## START SUPPLIED DATA

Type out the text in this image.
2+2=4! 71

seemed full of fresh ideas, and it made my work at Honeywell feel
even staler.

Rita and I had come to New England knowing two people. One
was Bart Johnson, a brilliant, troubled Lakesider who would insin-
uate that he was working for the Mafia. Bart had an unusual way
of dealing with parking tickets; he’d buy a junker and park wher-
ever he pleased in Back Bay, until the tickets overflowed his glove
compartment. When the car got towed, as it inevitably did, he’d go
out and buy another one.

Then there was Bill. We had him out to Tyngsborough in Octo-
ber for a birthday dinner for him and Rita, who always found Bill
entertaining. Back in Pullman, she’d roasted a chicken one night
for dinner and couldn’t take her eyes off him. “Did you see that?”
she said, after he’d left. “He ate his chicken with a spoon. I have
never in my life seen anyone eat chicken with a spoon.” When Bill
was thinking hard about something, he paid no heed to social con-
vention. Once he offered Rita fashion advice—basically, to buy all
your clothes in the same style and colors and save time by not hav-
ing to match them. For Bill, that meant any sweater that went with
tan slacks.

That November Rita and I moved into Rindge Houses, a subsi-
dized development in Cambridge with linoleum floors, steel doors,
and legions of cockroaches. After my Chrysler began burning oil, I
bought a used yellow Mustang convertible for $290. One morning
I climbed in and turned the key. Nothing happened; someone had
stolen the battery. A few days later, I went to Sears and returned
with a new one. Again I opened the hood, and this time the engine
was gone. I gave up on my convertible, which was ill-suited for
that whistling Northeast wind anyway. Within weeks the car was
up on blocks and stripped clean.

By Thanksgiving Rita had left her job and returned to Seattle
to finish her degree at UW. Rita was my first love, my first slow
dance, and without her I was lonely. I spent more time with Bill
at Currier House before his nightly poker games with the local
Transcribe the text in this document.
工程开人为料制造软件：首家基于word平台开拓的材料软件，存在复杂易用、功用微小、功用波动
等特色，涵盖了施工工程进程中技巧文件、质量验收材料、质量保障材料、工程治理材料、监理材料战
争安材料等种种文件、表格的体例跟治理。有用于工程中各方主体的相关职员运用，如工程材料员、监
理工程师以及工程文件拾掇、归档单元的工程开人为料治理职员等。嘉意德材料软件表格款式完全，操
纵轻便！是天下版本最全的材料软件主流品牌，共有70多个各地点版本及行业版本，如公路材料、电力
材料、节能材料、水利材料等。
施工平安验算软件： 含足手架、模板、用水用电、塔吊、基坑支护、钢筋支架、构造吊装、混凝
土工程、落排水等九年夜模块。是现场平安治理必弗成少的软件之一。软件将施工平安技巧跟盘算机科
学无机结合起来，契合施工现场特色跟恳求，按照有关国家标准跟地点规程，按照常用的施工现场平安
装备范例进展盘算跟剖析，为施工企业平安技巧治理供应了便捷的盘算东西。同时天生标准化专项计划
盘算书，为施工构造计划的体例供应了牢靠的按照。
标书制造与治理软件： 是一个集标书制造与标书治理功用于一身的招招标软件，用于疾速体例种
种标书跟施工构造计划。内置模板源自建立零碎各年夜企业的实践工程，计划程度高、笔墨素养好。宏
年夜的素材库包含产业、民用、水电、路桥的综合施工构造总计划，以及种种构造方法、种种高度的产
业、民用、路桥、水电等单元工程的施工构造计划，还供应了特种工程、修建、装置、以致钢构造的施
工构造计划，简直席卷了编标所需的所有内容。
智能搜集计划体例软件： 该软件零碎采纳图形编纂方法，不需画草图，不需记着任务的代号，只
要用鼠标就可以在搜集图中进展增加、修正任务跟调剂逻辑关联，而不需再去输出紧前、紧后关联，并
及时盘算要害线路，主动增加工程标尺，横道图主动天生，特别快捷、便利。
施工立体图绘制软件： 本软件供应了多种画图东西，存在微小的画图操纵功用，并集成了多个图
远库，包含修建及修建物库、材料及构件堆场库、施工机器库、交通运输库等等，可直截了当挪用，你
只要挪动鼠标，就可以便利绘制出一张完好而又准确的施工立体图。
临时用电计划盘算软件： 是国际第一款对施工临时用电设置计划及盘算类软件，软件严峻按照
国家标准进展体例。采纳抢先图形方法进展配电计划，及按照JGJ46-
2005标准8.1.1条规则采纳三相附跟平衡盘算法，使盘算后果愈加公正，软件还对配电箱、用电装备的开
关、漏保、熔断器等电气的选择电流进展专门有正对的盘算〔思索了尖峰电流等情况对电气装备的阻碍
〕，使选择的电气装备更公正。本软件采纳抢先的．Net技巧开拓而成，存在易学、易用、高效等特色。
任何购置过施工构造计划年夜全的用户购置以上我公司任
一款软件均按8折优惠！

## END SUPPLIED DATA

### DIRECTIONS FOR THIS TASK
Retype every entry above, word for word.

### EXERCISE OUTPUT
Type out the text in this image.
2+2=4! 71

seemed full of fresh ideas, and it made my work at Honeywell feel
even staler.

Rita and I had come to New England knowing two people. One
was Bart Johnson, a brilliant, troubled Lakesider who would insin-
uate that he was working for the Mafia. Bart had an unusual way
of dealing with parking tickets; he’d buy a junker and park wher-
ever he pleased in Back Bay, until the tickets overflowed his glove
compartment. When the car got towed, as it inevitably did, he’d go
out and buy another one.

Then there was Bill. We had him out to Tyngsborough in Octo-
ber for a birthday dinner for him and Rita, who always found Bill
entertaining. Back in Pullman, she’d roasted a chicken one night
for dinner and couldn’t take her eyes off him. “Did you see that?”
she said, after he’d left. “He ate his chicken with a spoon. I have
never in my life seen anyone eat chicken with a spoon.” When Bill
was thinking hard about something, he paid no heed to social con-
vention. Once he offered Rita fashion advice—basically, to buy all
your clothes in the same style and colors and save time by not hav-
ing to match them. For Bill, that meant any sweater that went with
tan slacks.

That November Rita and I moved into Rindge Houses, a subsi-
dized development in Cambridge with linoleum floors, steel doors,
and legions of cockroaches. After my Chrysler began burning oil, I
bought a used yellow Mustang convertible for $290. One morning
I climbed in and turned the key. Nothing happened; someone had
stolen the battery. A few days later, I went to Sears and returned
with a new one. Again I opened the hood, and this time the engine
was gone. I gave up on my convertible, which was ill-suited for
that whistling Northeast wind anyway. Within weeks the car was
up on blocks and stripped clean.

By Thanksgiving Rita had left her job and returned to Seattle
to finish her degree at UW. Rita was my first love, my first slow
dance, and without her I was lonely. I spent more time with Bill
at Currier House before his nightly poker games with the local
Transcribe the text in this document.
工程开人为料制造软件：首家基于word平台开拓的材料软件，存在复杂易用、功用微小、功用波动
等特色，涵盖了施工工程进程中技巧文件、质量验收材料、质量保障材料、工程治理材料、监理材料战
争安材料等种种文件、表格的体例跟治理。有用于工程中各方主体的相关职员运用，如工程材料员、监
理工程师以及工程文件拾掇、归档单元的工程开人为料治理职员等。嘉意德材料软件表格款式完全，操
纵轻便！是天下版本最全的材料软件主流品牌，共有70多个各地点版本及行业版本，如公路材料、电力
材料、节能材料、水利材料等。
施工平安验算软件： 含足手架、模板、用水用电、塔吊、基坑支护、钢筋支架、构造吊装、混凝
土工程、落排水等九年夜模块。是现场平安治理必弗成少的软件之一。软件将施工平安技巧跟盘算机科
学无机结合起来，契合施工现场特色跟恳求，按照有关国家标准跟地点规程，按照常用的施工现场平安
装备范例进展盘算跟剖析，为施工企业平安技巧治理供应了便捷的盘算东西。同时天生标准化专项计划
盘算书，为施工构造计划的体例供应了牢靠的按照。
标书制造与治理软件： 是一个集标书制造与标书治理功用于一身的招招标软件，用于疾速体例种
种标书跟施工构造计划。内置模板源自建立零碎各年夜企业的实践工程，计划程度高、笔墨素养好。宏
年夜的素材库包含产业、民用、水电、路桥的综合施工构造总计划，以及种种构造方法、种种高度的产
业、民用、路桥、水电等单元工程的施工构造计划，还供应了特种工程、修建、装置、以致钢构造的施
工构造计划，简直席卷了编标所需的所有内容。
智能搜集计划体例软件： 该软件零碎采纳图形编纂方法，不需画草图，不需记着任务的代号，只
要用鼠标就可以在搜集图中进展增加、修正任务跟调剂逻辑关联，而不需再去输出紧前、紧后关联，并
及时盘算要害线路，主动增加工程标尺，横道图主动天生，特别快捷、便利。
施工立体图绘制软件： 本软件供应了多种画图东西，存在微小的画图操纵功用，并集成了多个图
远库，包含修建及修建物库、材料及构件堆场库、施工机器库、交通运输库等等，可直截了当挪用，你
只要挪动鼠标，就可以便利绘制出一张完好而又准确的施工立体图。
临时用电计划盘算软件： 是国际第一款对施工临时用电设置计划及盘算类软件，软件严峻按照
国家标准进展体例。采纳抢先图形方法进展配电计划，及按照JGJ46-
2005标准8.1.1条规则采纳三相附跟平衡盘算法，使盘算后果愈加公正，软件还对配电箱、用电装备的开
关、漏保、熔断器等电气的选择电流进展专门有正对的盘算〔思索了尖峰电流等情况对电气装备的阻碍
〕，使选择的电气装备更公正。本软件采纳抢先的．Net技巧开拓而成，存在易学、易用、高效等特色。
任何购置过施工构造计划年夜全的用户购置以上我公司任
一款软件均按8折优惠！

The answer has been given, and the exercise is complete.